INSTRUÇÕES DE TRABALHO = Por favor, reproduza sem alterações uma parte do trecho do documento: comece no ponto que traz "O desafio se" e termine logo após "e 1.500 habitantes.".
━━━━━ TRECHO DO DOCUMENTO
Conforme os resultados da Pesquisa Nacional de Emprego em Zonas Indígenas de 1997, no grupo de 15 anos e mais, 37% da população de língua indígena não tinha instrução alguma, sendo as mulheres as mais afetadas, tanto que 45,8% delas não recebeu instrução educacional. No caso dois homens, também grave, 28% estava nessa condição.

O desafio se intensifica e a atenção governamental para essa população se complica, dada a grande dispersão de mais de 40.000 localidades, das quais quase 14 mil têm entre 100 e 1.500 habitantes.

É inevitável, ante essa desigualdade social, identificar o papel e a contribuição das mulheres rurais para valorizá-las e desenvolver um intenso trabalho de conscientização da sociedade e dos responsáveis pela formulação e execução da política pública do setor e do país em geral. As mulheres rurais e indígenas são agentes econômicos e sociais cujas capacidades, competências, contribuições e direitos obrigam a adequar as políticas de desenvolvimento com uma perspectiva e visão equitativa de gênero que lhes conceda maiores e melhores espaços de participação e desenvolvimento.

A insuficiência de informações não apenas foi evidenciada como restrições na análise dos fenômenos relacionados à mulher, mas também como limitante para a consolidação da consciência social que deve prevalecer sobre os problemas que enfrentam as mulheres rurais e indígenas e a muito urgente necessidade de resolvê-los. As soluções devem ocorrer tendo como base a própria mobilização da energia social desse setor do campo mexicano, sob a visão de um Estado facilitador de um modelo de desenvolvimento alternativo, com políticas públicas capazes de enfrentar com sensibilidade e capacidade o desafio que representa o atraso que segura o nosso México Rural.

A geração de capacidades da população rural é viabilizada pelo fomento e apoio ao funcionamento de estruturas organizacionais que permitam a interação entre mulheres e homens em níveis microrregionais, desenvolvendo sua capacidade de se congregar e influenciar em níveis combinados de intervenção e decisão.

Isso nos leva ao reconhecimento de que o âmbito de ação e mobilização das mulheres rurais é territorial e que, portanto, o âmbito de planejamento e gestão deve ser territorial.

Acrescentamos que o campo mexicano deve ocupar um lugar prioritário como gerador de alimentos frente a uma crescente crise alimentar; frente à necessidade de dispor dos recursos naturais e serviços ambientais que dão vida ao desenvolvimento; frente ao combate à insegurança e à deterioração de nosso tecido social que tem refúgio em muitas das zonas rurais; frente à necessidade de construir, no meio rural, territórios que representem uma oportunidade e qualidade de vida, e não pontos de expulsão do potencial humano que migra para o norte ou para os cinturões de miséria das cidades, afundando nos piores círculos de marginalidade e na frequentemente chamada “tarefa pendente” com os povos indígenas. Em todos e em cada um desses elementos, indiscutivelmente, as mulheres desempenham um papel determinante, mas pouco valorizado.
━━━━━━━━━━
━━━━━ LISTAGEM DE DADOS
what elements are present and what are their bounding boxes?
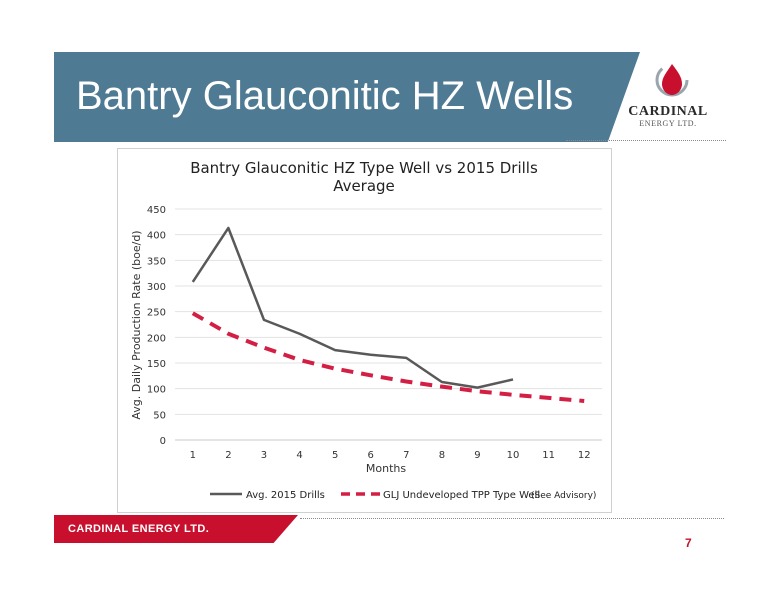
cardinal-logo (655, 63, 689, 97)
series-lines (191, 226, 585, 403)
y-tick-label-300: 300 (147, 282, 166, 293)
logo-flame-icon (662, 64, 682, 95)
footer-divider (300, 518, 724, 519)
x-tick-label-12: 12 (578, 450, 591, 461)
chart-title-line-1: Bantry Glauconitic HZ Type Well vs 2015 … (190, 159, 538, 177)
y-tick-label-450: 450 (147, 205, 166, 216)
title-divider (566, 140, 726, 141)
logo-name: CARDINAL (628, 104, 708, 119)
chart-container: Bantry Glauconitic HZ Type Well vs 2015 … (117, 148, 612, 513)
x-axis-label: Months (366, 462, 406, 475)
series-line-type-well (191, 311, 585, 403)
x-tick-label-11: 11 (542, 450, 555, 461)
x-tick-label-10: 10 (507, 450, 520, 461)
y-tick-label-250: 250 (147, 308, 166, 319)
production-chart: Bantry Glauconitic HZ Type Well vs 2015 … (130, 159, 602, 501)
legend-label-drills: Avg. 2015 Drills (246, 490, 325, 501)
chart-title-line-2: Average (333, 177, 395, 195)
y-tick-label-50: 50 (153, 410, 166, 421)
x-tick-label-7: 7 (403, 450, 409, 461)
x-axis-ticks: 1 2 3 4 5 6 7 8 9 10 11 12 (190, 450, 591, 461)
y-tick-label-400: 400 (147, 231, 166, 242)
y-axis-label: Avg. Daily Production Rate (boe/d) (130, 230, 143, 419)
legend-note: (See Advisory) (531, 491, 596, 501)
y-tick-label-0: 0 (160, 436, 166, 447)
y-tick-label-200: 200 (147, 333, 166, 344)
x-tick-label-3: 3 (261, 450, 267, 461)
legend: Avg. 2015 Drills GLJ Undeveloped TPP Typ… (210, 490, 596, 501)
y-tick-label-350: 350 (147, 256, 166, 267)
legend-label-type-well: GLJ Undeveloped TPP Type Well (383, 490, 540, 501)
footer-bar: CARDINAL ENERGY LTD. (54, 515, 298, 543)
series-line-2015-drills (191, 226, 514, 389)
x-tick-label-9: 9 (474, 450, 480, 461)
x-tick-label-6: 6 (368, 450, 374, 461)
footer-company-name: CARDINAL ENERGY LTD. (68, 523, 210, 535)
y-tick-label-100: 100 (147, 385, 166, 396)
slide-title: Bantry Glauconitic HZ Wells (76, 74, 574, 118)
x-tick-label-2: 2 (225, 450, 231, 461)
x-tick-label-4: 4 (296, 450, 302, 461)
y-axis-ticks: 0 50 100 150 200 250 300 350 400 450 (147, 205, 166, 447)
x-tick-label-8: 8 (439, 450, 445, 461)
x-tick-label-1: 1 (190, 450, 196, 461)
logo-subtitle: ENERGY LTD. (639, 119, 697, 128)
x-tick-label-5: 5 (332, 450, 338, 461)
title-banner: Bantry Glauconitic HZ Wells (54, 52, 640, 142)
page-number: 7 (685, 536, 692, 550)
y-tick-label-150: 150 (147, 359, 166, 370)
gridlines (175, 208, 602, 441)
━━━━━━━━━━
O RESULTADO =
O desafio se intensifica e a atenção governamental para essa população se complica, dada a grande dispersão de mais de 40.000 localidades, das quais quase 14 mil têm entre 100 e 1.500 habitantes.